*WORK REQUIRED*: In your copy, repeat each record exactly and include no pictures.

Page layout parsing data
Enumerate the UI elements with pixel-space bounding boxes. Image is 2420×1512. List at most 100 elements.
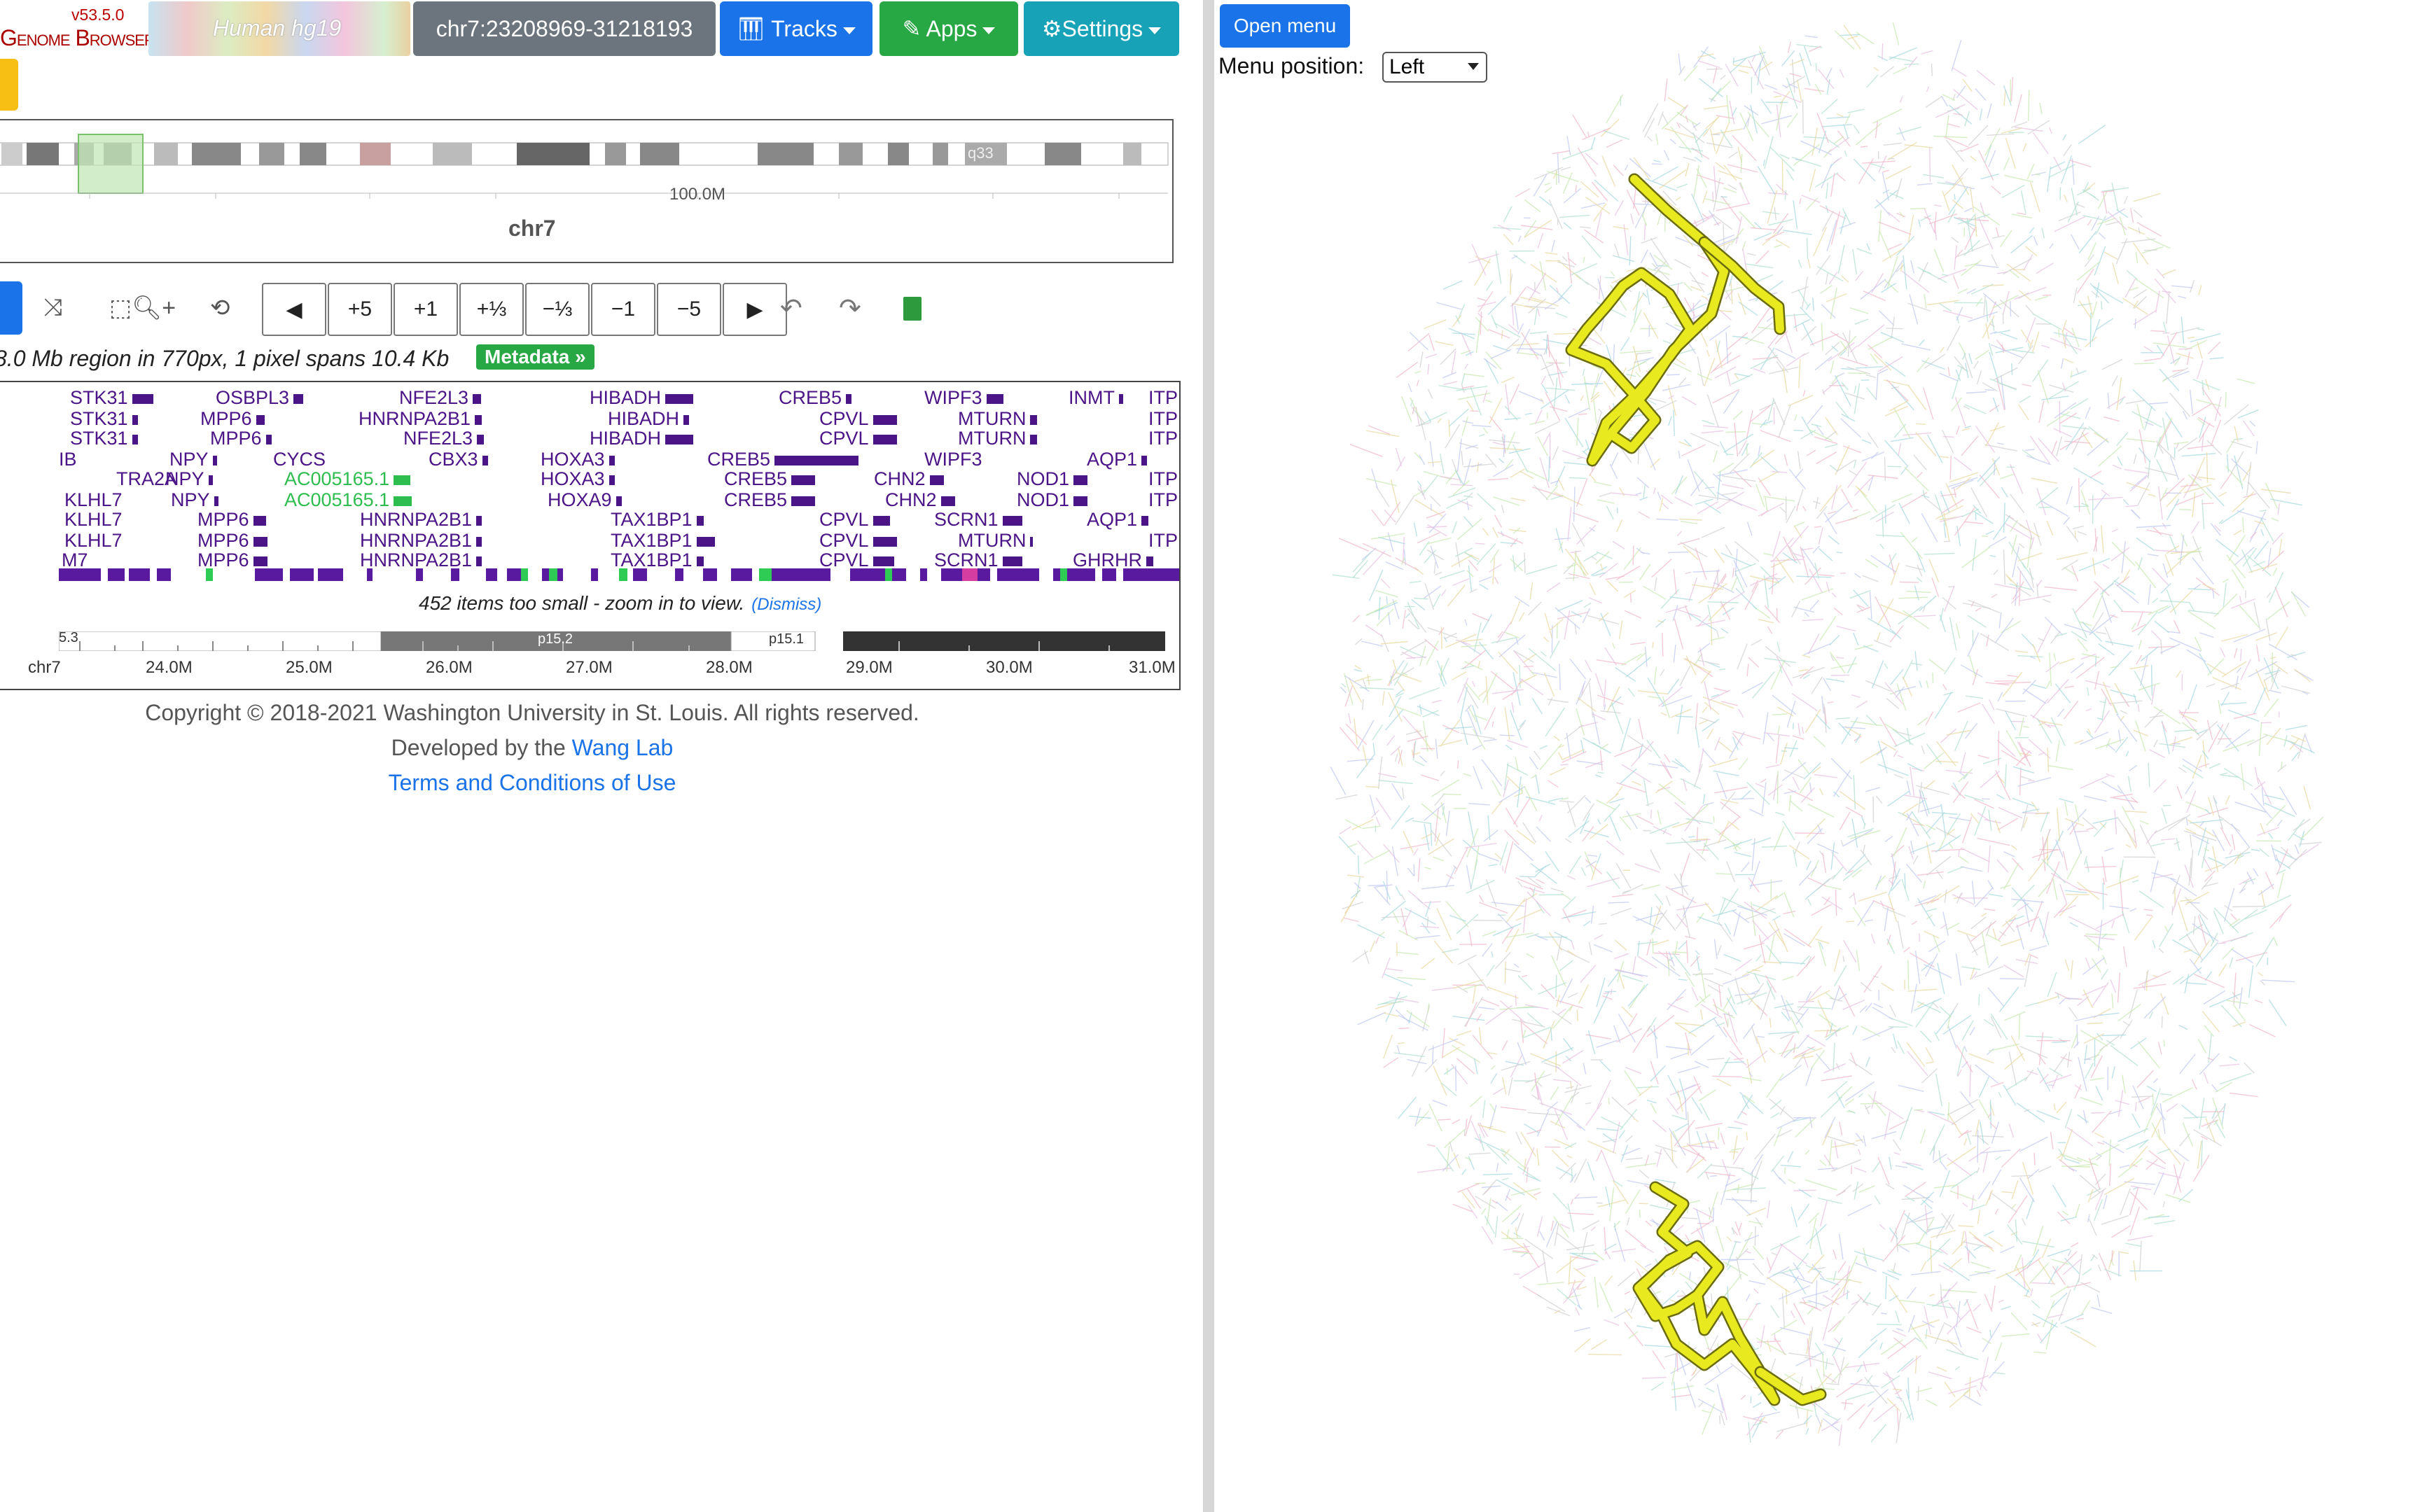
gene-feature[interactable]: CBX3: [429, 449, 488, 469]
gene-feature[interactable]: TAX1BP1: [611, 531, 715, 550]
metadata-button[interactable]: Metadata »: [476, 344, 594, 370]
dismiss-link[interactable]: (Dismiss): [751, 595, 821, 614]
structure-canvas[interactable]: [1214, 0, 2420, 1512]
nav-button[interactable]: ◀: [262, 283, 326, 336]
app-logo[interactable]: Genome Browser: [0, 25, 155, 51]
gene-feature[interactable]: AQP1: [1087, 449, 1148, 469]
gene-feature[interactable]: ITP: [1148, 490, 1178, 510]
gene-feature[interactable]: NFE2L3: [403, 428, 485, 448]
zoom-select-icon[interactable]: ⬚🔍︎+: [109, 294, 176, 322]
nav-button[interactable]: −5: [657, 283, 721, 336]
gene-feature[interactable]: WIPF3: [924, 449, 982, 469]
gene-feature[interactable]: MTURN: [958, 531, 1034, 550]
gene-feature[interactable]: MPP6: [197, 550, 267, 570]
gene-feature[interactable]: SCRN1: [934, 510, 1022, 529]
gene-feature[interactable]: HNRNPA2B1: [360, 510, 482, 529]
gene-feature[interactable]: MPP6: [197, 510, 266, 529]
gene-feature[interactable]: ITP: [1148, 469, 1178, 489]
gene-feature[interactable]: KLHL7: [64, 490, 123, 510]
nav-button[interactable]: −1: [591, 283, 655, 336]
undo-icon[interactable]: ↶: [780, 293, 802, 324]
gene-feature[interactable]: ITP: [1148, 428, 1178, 448]
open-menu-button[interactable]: Open menu: [1220, 4, 1350, 48]
drag-mode-button[interactable]: [0, 281, 22, 335]
gene-feature[interactable]: HNRNPA2B1: [360, 550, 482, 570]
reorder-icon[interactable]: ⤨: [43, 294, 62, 321]
terms-link[interactable]: Terms and Conditions of Use: [389, 770, 676, 795]
gene-feature[interactable]: CPVL: [819, 409, 897, 428]
gene-feature[interactable]: HNRNPA2B1: [360, 531, 482, 550]
reset-view-icon[interactable]: ⟲: [210, 294, 230, 322]
gene-feature[interactable]: MTURN: [958, 428, 1038, 448]
gene-feature[interactable]: MPP6: [200, 409, 265, 428]
settings-menu-button[interactable]: ⚙Settings: [1024, 1, 1179, 56]
gene-feature[interactable]: HIBADH: [590, 388, 694, 407]
highlight-chain[interactable]: [1634, 1183, 1779, 1404]
wang-lab-link[interactable]: Wang Lab: [572, 735, 674, 760]
gene-feature[interactable]: SCRN1: [934, 550, 1022, 570]
gene-feature[interactable]: CHN2: [885, 490, 955, 510]
gene-feature[interactable]: NPY: [165, 469, 213, 489]
gene-feature[interactable]: HOXA9: [548, 490, 622, 510]
genome-selector[interactable]: Human hg19: [148, 1, 410, 56]
nav-button[interactable]: −⅓: [525, 283, 590, 336]
gene-feature[interactable]: IB: [59, 449, 77, 469]
3d-structure-viewer[interactable]: Open menu Menu position: Left: [1214, 0, 2420, 1512]
gene-feature[interactable]: CHN2: [874, 469, 944, 489]
nav-button[interactable]: +5: [328, 283, 392, 336]
gene-feature[interactable]: STK31: [70, 428, 138, 448]
menu-position-select[interactable]: Left: [1382, 52, 1487, 83]
gene-feature[interactable]: HIBADH: [590, 428, 694, 448]
gene-feature[interactable]: ITP: [1148, 531, 1178, 550]
gene-feature[interactable]: CREB5: [707, 449, 859, 469]
gene-feature[interactable]: CREB5: [779, 388, 852, 407]
gene-feature[interactable]: KLHL7: [64, 531, 123, 550]
gene-feature[interactable]: NOD1: [1017, 490, 1088, 510]
gene-feature[interactable]: ITP: [1148, 388, 1178, 407]
density-mark: [318, 568, 343, 581]
gene-feature[interactable]: WIPF3: [924, 388, 1003, 407]
gene-feature[interactable]: CPVL: [819, 510, 890, 529]
panel-toggle-tab[interactable]: [0, 59, 18, 111]
gene-feature[interactable]: NPY: [169, 449, 217, 469]
gene-feature[interactable]: CREB5: [724, 469, 816, 489]
redo-icon[interactable]: ↷: [839, 293, 861, 324]
gene-feature[interactable]: CPVL: [819, 428, 897, 448]
gene-feature[interactable]: AC005165.1: [284, 469, 411, 489]
locus-button[interactable]: chr7:23208969-31218193: [413, 1, 716, 56]
gene-feature[interactable]: NOD1: [1017, 469, 1088, 489]
gene-feature[interactable]: CREB5: [724, 490, 816, 510]
nav-button[interactable]: ▶: [723, 283, 787, 336]
gene-feature[interactable]: M7: [62, 550, 88, 570]
gene-feature[interactable]: MPP6: [210, 428, 272, 448]
gene-feature[interactable]: CYCS: [273, 449, 326, 469]
gene-feature[interactable]: GHRHR: [1073, 550, 1153, 570]
bookmark-icon[interactable]: [903, 297, 922, 321]
gene-feature[interactable]: NPY: [171, 490, 218, 510]
gene-feature[interactable]: TAX1BP1: [611, 510, 704, 529]
gene-feature[interactable]: HOXA3: [541, 449, 615, 469]
pane-splitter[interactable]: [1203, 0, 1214, 1512]
gene-feature[interactable]: ITP: [1148, 409, 1178, 428]
chromosome-ideogram[interactable]: q33 100.0M: [0, 119, 1174, 263]
gene-feature[interactable]: STK31: [70, 388, 153, 407]
gene-feature[interactable]: CPVL: [819, 531, 897, 550]
gene-feature[interactable]: HOXA3: [541, 469, 615, 489]
gene-feature[interactable]: KLHL7: [64, 510, 123, 529]
gene-feature[interactable]: OSBPL3: [216, 388, 304, 407]
gene-feature[interactable]: AC005165.1: [284, 490, 412, 510]
gene-feature[interactable]: NFE2L3: [399, 388, 482, 407]
gene-feature[interactable]: AQP1: [1087, 510, 1149, 529]
gene-feature[interactable]: MPP6: [197, 531, 267, 550]
gene-feature[interactable]: STK31: [70, 409, 138, 428]
gene-feature[interactable]: TAX1BP1: [611, 550, 704, 570]
apps-menu-button[interactable]: ✎ Apps: [879, 1, 1018, 56]
gene-feature[interactable]: HIBADH: [608, 409, 690, 428]
gene-feature[interactable]: MTURN: [958, 409, 1038, 428]
nav-button[interactable]: +1: [394, 283, 458, 336]
gene-feature[interactable]: HNRNPA2B1: [359, 409, 482, 428]
tracks-menu-button[interactable]: 🎹︎ Tracks: [720, 1, 872, 56]
gene-feature[interactable]: INMT: [1069, 388, 1123, 407]
nav-button[interactable]: +⅓: [459, 283, 524, 336]
gene-feature[interactable]: CPVL: [819, 550, 894, 570]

*RESPONSE FOR THIS EXERCISE*:
Enumerate the UI elements with pixel-space bounding boxes. Image is 2420×1512. List at most 100 elements.
gene-feature[interactable]: CBX3: [429, 449, 488, 469]
gene-feature[interactable]: TAX1BP1: [611, 531, 715, 550]
metadata-button[interactable]: Metadata »: [476, 344, 594, 370]
dismiss-link[interactable]: (Dismiss): [751, 595, 821, 614]
structure-canvas[interactable]: [1214, 0, 2420, 1512]
nav-button[interactable]: ◀: [262, 283, 326, 336]
app-logo[interactable]: Genome Browser: [0, 25, 155, 51]
gene-feature[interactable]: AQP1: [1087, 449, 1148, 469]
gene-feature[interactable]: ITP: [1148, 490, 1178, 510]
gene-feature[interactable]: NFE2L3: [403, 428, 485, 448]
zoom-select-icon[interactable]: ⬚🔍︎+: [109, 294, 176, 322]
nav-button[interactable]: −5: [657, 283, 721, 336]
gene-feature[interactable]: WIPF3: [924, 449, 982, 469]
gene-feature[interactable]: MTURN: [958, 531, 1034, 550]
gene-feature[interactable]: MPP6: [197, 550, 267, 570]
gene-feature[interactable]: SCRN1: [934, 510, 1022, 529]
gene-feature[interactable]: HNRNPA2B1: [360, 510, 482, 529]
gene-feature[interactable]: MPP6: [197, 510, 266, 529]
gene-feature[interactable]: ITP: [1148, 469, 1178, 489]
gene-feature[interactable]: KLHL7: [64, 490, 123, 510]
nav-button[interactable]: −1: [591, 283, 655, 336]
undo-icon[interactable]: ↶: [780, 293, 802, 324]
gene-feature[interactable]: ITP: [1148, 428, 1178, 448]
open-menu-button[interactable]: Open menu: [1220, 4, 1350, 48]
drag-mode-button[interactable]: [0, 281, 22, 335]
gene-feature[interactable]: HNRNPA2B1: [360, 550, 482, 570]
reorder-icon[interactable]: ⤨: [43, 294, 62, 321]
terms-link[interactable]: Terms and Conditions of Use: [389, 770, 676, 795]
gene-feature[interactable]: CPVL: [819, 409, 897, 428]
gene-feature[interactable]: HNRNPA2B1: [360, 531, 482, 550]
reset-view-icon[interactable]: ⟲: [210, 294, 230, 322]
gene-feature[interactable]: MTURN: [958, 428, 1038, 448]
gene-feature[interactable]: MPP6: [200, 409, 265, 428]
settings-menu-button[interactable]: ⚙Settings: [1024, 1, 1179, 56]
gene-feature[interactable]: HIBADH: [590, 388, 694, 407]
highlight-chain[interactable]: [1634, 1183, 1779, 1404]
wang-lab-link[interactable]: Wang Lab: [572, 735, 674, 760]
gene-feature[interactable]: SCRN1: [934, 550, 1022, 570]
gene-feature[interactable]: CHN2: [885, 490, 955, 510]
gene-feature[interactable]: NPY: [165, 469, 213, 489]
gene-feature[interactable]: HOXA9: [548, 490, 622, 510]
genome-selector[interactable]: Human hg19: [148, 1, 410, 56]
nav-button[interactable]: −⅓: [525, 283, 590, 336]
gene-feature[interactable]: IB: [59, 449, 77, 469]
3d-structure-viewer[interactable]: Open menu Menu position: Left: [1214, 0, 2420, 1512]
gene-feature[interactable]: CHN2: [874, 469, 944, 489]
nav-button[interactable]: +5: [328, 283, 392, 336]
gene-feature[interactable]: STK31: [70, 428, 138, 448]
menu-position-select[interactable]: Left: [1382, 52, 1487, 83]
gene-feature[interactable]: HIBADH: [590, 428, 694, 448]
gene-feature[interactable]: ITP: [1148, 531, 1178, 550]
gene-feature[interactable]: CREB5: [707, 449, 859, 469]
gene-feature[interactable]: CREB5: [779, 388, 852, 407]
gene-feature[interactable]: KLHL7: [64, 531, 123, 550]
gene-feature[interactable]: NOD1: [1017, 490, 1088, 510]
gene-feature[interactable]: ITP: [1148, 388, 1178, 407]
density-mark: [318, 568, 343, 581]
gene-feature[interactable]: WIPF3: [924, 388, 1003, 407]
gene-feature[interactable]: CPVL: [819, 510, 890, 529]
panel-toggle-tab[interactable]: [0, 59, 18, 111]
gene-feature[interactable]: NPY: [169, 449, 217, 469]
gene-feature[interactable]: CREB5: [724, 469, 816, 489]
redo-icon[interactable]: ↷: [839, 293, 861, 324]
gene-feature[interactable]: CPVL: [819, 428, 897, 448]
gene-feature[interactable]: AC005165.1: [284, 469, 411, 489]
locus-button[interactable]: chr7:23208969-31218193: [413, 1, 716, 56]
gene-feature[interactable]: NOD1: [1017, 469, 1088, 489]
gene-feature[interactable]: CREB5: [724, 490, 816, 510]
nav-button[interactable]: ▶: [723, 283, 787, 336]
gene-feature[interactable]: M7: [62, 550, 88, 570]
gene-feature[interactable]: MPP6: [210, 428, 272, 448]
gene-feature[interactable]: CYCS: [273, 449, 326, 469]
gene-feature[interactable]: GHRHR: [1073, 550, 1153, 570]
bookmark-icon[interactable]: [903, 297, 922, 321]
gene-feature[interactable]: NPY: [171, 490, 218, 510]
gene-feature[interactable]: TAX1BP1: [611, 510, 704, 529]
gene-feature[interactable]: HOXA3: [541, 449, 615, 469]
pane-splitter[interactable]: [1203, 0, 1214, 1512]
gene-feature[interactable]: ITP: [1148, 409, 1178, 428]
chromosome-ideogram[interactable]: q33 100.0M: [0, 119, 1174, 263]
gene-feature[interactable]: STK31: [70, 388, 153, 407]
gene-feature[interactable]: CPVL: [819, 531, 897, 550]
gene-feature[interactable]: HOXA3: [541, 469, 615, 489]
gene-feature[interactable]: KLHL7: [64, 510, 123, 529]
gene-feature[interactable]: OSBPL3: [216, 388, 304, 407]
gene-feature[interactable]: AC005165.1: [284, 490, 412, 510]
gene-feature[interactable]: NFE2L3: [399, 388, 482, 407]
gene-feature[interactable]: AQP1: [1087, 510, 1149, 529]
gene-feature[interactable]: MPP6: [197, 531, 267, 550]
gene-feature[interactable]: STK31: [70, 409, 138, 428]
gene-feature[interactable]: TAX1BP1: [611, 550, 704, 570]
apps-menu-button[interactable]: ✎ Apps: [879, 1, 1018, 56]
gene-feature[interactable]: HIBADH: [608, 409, 690, 428]
gene-feature[interactable]: MTURN: [958, 409, 1038, 428]
nav-button[interactable]: +1: [394, 283, 458, 336]
gene-feature[interactable]: HNRNPA2B1: [359, 409, 482, 428]
tracks-menu-button[interactable]: 🎹︎ Tracks: [720, 1, 872, 56]
gene-feature[interactable]: INMT: [1069, 388, 1123, 407]
nav-button[interactable]: +⅓: [459, 283, 524, 336]
gene-feature[interactable]: CPVL: [819, 550, 894, 570]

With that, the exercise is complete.